**WHAT TO PRODUCE**
Below are some records. Count the lines with "Chemotype" in them and give nothing but the total.

**RECORDS FOR THIS EXERCISE**
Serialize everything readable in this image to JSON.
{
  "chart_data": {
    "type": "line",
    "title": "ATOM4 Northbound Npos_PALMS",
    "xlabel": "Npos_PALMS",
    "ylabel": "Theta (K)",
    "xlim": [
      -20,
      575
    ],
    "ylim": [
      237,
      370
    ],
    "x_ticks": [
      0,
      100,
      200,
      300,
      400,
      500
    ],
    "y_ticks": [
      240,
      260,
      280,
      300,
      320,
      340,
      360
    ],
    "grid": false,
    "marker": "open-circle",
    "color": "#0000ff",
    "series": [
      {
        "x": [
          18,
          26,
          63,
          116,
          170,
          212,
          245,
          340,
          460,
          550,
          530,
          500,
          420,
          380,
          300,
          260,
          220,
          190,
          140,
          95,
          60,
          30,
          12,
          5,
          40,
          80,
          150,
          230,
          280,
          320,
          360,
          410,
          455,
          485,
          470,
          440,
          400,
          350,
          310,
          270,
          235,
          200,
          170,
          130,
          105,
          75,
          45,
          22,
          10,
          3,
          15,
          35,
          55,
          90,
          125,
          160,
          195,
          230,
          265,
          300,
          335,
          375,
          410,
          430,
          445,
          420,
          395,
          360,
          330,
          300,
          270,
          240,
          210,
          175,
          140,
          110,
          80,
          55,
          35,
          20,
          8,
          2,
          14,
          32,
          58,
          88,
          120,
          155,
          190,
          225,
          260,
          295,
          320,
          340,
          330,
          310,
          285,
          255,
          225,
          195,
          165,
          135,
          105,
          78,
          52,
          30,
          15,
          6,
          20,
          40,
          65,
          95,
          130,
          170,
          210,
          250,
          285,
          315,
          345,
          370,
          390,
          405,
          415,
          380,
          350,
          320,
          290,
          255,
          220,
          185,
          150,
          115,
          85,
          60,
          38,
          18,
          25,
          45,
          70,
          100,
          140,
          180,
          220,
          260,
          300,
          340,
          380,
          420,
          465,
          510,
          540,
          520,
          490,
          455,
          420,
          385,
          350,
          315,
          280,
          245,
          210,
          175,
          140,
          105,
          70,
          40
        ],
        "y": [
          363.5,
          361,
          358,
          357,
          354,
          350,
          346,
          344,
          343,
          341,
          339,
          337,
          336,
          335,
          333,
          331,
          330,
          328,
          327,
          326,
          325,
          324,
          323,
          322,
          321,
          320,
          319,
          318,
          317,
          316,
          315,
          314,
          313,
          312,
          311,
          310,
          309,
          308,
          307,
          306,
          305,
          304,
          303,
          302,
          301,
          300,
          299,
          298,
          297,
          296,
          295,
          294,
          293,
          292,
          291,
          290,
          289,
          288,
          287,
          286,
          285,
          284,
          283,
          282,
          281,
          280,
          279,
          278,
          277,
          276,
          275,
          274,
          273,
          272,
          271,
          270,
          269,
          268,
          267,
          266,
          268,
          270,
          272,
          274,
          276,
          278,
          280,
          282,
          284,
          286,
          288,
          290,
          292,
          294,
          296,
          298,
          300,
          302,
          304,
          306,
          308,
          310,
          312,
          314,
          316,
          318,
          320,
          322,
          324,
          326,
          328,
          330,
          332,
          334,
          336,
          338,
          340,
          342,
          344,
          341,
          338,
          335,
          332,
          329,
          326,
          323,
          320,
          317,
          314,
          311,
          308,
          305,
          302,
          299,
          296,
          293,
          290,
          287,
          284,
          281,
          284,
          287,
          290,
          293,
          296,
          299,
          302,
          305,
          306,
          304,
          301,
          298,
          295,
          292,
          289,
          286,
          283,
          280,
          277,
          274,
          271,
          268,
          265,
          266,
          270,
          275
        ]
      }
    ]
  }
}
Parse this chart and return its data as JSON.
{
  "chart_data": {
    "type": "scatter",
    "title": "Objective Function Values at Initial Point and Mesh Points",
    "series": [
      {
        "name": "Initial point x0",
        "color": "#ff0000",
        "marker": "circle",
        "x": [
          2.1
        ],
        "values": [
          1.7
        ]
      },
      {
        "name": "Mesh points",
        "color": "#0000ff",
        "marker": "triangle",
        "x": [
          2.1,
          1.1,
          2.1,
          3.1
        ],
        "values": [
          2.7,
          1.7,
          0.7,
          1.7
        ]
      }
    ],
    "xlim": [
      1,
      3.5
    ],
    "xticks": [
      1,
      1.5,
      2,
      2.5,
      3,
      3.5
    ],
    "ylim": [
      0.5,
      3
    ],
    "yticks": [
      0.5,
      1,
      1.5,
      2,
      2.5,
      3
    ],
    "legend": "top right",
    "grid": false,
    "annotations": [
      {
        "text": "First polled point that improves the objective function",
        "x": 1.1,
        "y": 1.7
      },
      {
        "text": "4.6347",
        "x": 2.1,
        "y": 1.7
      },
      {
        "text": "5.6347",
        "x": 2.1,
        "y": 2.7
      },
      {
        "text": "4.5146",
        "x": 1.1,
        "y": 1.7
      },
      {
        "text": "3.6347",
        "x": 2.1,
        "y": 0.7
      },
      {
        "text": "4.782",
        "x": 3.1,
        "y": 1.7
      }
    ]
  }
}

==

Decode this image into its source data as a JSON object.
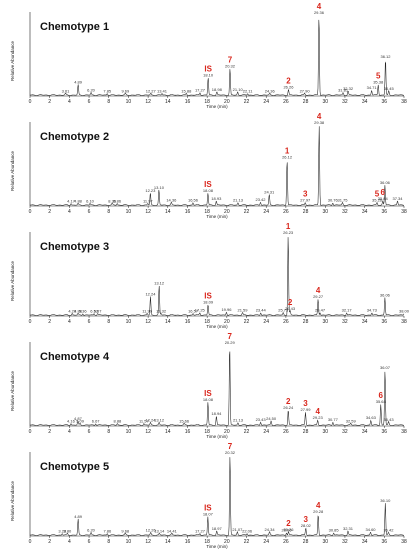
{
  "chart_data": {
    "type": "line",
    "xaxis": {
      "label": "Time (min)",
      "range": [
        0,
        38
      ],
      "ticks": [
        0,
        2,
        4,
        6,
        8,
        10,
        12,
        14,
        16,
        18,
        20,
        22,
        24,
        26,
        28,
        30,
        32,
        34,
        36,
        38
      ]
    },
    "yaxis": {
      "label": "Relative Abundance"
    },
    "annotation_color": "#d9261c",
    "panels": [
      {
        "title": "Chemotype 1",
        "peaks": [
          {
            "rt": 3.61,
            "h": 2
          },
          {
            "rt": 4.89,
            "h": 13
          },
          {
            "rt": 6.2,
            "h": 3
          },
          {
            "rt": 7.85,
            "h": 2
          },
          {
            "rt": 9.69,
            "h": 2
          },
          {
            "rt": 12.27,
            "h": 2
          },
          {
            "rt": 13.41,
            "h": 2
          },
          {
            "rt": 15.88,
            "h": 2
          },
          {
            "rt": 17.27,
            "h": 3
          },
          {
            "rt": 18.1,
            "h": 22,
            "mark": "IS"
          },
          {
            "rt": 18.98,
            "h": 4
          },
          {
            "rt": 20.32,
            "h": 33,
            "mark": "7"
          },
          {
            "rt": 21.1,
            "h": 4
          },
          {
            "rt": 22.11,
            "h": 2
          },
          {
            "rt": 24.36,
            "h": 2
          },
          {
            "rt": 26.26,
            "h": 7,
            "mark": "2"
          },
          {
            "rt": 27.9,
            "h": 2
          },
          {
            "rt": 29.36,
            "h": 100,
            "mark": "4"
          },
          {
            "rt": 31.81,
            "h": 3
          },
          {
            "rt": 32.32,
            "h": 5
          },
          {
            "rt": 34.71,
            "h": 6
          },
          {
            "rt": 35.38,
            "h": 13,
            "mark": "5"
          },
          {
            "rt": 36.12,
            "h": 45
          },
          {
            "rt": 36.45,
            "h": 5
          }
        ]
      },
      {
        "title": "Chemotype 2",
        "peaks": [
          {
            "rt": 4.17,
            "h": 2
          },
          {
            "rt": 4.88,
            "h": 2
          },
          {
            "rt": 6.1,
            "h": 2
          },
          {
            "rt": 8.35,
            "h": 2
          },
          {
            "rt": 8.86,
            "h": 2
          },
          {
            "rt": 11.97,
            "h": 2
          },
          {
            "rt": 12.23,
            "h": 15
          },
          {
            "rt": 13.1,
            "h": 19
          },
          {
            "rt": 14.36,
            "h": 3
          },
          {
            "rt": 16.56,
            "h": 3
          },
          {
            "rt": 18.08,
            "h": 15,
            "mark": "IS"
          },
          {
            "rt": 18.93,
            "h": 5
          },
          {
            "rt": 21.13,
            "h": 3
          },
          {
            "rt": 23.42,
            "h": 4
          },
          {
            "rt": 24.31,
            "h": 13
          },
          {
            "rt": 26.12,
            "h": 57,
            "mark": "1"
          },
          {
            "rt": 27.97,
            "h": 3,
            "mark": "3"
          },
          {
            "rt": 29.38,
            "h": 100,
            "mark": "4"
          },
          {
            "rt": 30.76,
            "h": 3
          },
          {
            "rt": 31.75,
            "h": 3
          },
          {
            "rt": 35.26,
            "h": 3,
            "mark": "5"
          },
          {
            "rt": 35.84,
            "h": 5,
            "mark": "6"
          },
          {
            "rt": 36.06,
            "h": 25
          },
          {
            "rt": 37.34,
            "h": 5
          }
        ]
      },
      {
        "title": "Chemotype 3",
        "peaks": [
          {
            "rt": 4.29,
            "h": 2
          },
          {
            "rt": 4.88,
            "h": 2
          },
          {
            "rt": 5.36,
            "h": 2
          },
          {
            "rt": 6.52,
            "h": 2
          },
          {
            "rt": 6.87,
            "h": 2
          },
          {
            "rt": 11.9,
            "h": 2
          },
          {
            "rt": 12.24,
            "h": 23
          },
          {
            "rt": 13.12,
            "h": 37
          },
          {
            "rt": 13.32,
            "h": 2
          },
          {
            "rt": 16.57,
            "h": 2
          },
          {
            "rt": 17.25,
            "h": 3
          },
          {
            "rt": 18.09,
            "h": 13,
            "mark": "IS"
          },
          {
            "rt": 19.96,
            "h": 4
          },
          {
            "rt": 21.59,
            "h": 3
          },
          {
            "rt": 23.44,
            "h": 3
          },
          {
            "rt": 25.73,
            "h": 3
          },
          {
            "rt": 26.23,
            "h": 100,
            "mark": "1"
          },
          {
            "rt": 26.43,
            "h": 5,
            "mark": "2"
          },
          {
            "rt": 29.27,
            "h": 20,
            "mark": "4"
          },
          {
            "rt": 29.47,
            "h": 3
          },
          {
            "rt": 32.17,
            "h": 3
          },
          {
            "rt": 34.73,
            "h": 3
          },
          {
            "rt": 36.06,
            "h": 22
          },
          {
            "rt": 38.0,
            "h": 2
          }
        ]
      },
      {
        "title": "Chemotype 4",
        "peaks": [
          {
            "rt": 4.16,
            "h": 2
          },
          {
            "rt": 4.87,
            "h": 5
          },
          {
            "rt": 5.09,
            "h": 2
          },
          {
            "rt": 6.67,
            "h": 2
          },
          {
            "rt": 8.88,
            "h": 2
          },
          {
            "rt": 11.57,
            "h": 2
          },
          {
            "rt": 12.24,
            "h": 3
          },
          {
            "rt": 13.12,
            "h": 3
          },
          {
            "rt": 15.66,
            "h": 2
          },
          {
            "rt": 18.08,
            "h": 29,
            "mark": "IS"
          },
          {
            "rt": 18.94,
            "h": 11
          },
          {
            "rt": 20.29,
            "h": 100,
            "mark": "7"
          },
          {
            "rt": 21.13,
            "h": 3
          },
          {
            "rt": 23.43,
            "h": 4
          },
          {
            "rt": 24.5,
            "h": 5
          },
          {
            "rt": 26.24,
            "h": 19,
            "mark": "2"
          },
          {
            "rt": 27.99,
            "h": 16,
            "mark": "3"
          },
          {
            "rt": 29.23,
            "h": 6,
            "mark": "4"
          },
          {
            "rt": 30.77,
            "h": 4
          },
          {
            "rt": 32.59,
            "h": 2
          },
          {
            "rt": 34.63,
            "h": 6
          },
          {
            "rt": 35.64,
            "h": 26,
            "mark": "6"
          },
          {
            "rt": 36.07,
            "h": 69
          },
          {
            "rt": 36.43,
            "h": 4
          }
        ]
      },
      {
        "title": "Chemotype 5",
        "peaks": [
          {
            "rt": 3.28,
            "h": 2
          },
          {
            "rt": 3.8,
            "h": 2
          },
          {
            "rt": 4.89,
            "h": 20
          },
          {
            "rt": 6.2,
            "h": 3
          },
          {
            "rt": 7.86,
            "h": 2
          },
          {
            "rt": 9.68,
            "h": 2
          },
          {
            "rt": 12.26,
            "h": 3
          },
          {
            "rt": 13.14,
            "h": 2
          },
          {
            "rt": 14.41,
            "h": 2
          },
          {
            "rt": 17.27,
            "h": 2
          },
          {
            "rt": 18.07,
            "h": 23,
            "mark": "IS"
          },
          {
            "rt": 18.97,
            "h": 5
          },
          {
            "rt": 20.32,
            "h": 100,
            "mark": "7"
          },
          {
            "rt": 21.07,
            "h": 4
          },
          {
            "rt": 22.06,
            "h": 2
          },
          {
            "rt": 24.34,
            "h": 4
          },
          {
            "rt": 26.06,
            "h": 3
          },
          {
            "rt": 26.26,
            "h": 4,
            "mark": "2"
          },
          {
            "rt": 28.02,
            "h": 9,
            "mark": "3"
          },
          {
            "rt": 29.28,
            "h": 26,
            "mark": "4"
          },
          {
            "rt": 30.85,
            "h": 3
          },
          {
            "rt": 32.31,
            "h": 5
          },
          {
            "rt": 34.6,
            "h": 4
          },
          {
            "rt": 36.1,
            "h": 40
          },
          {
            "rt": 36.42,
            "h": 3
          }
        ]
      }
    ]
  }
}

**SOLUTION TO THE PROBLEM**
5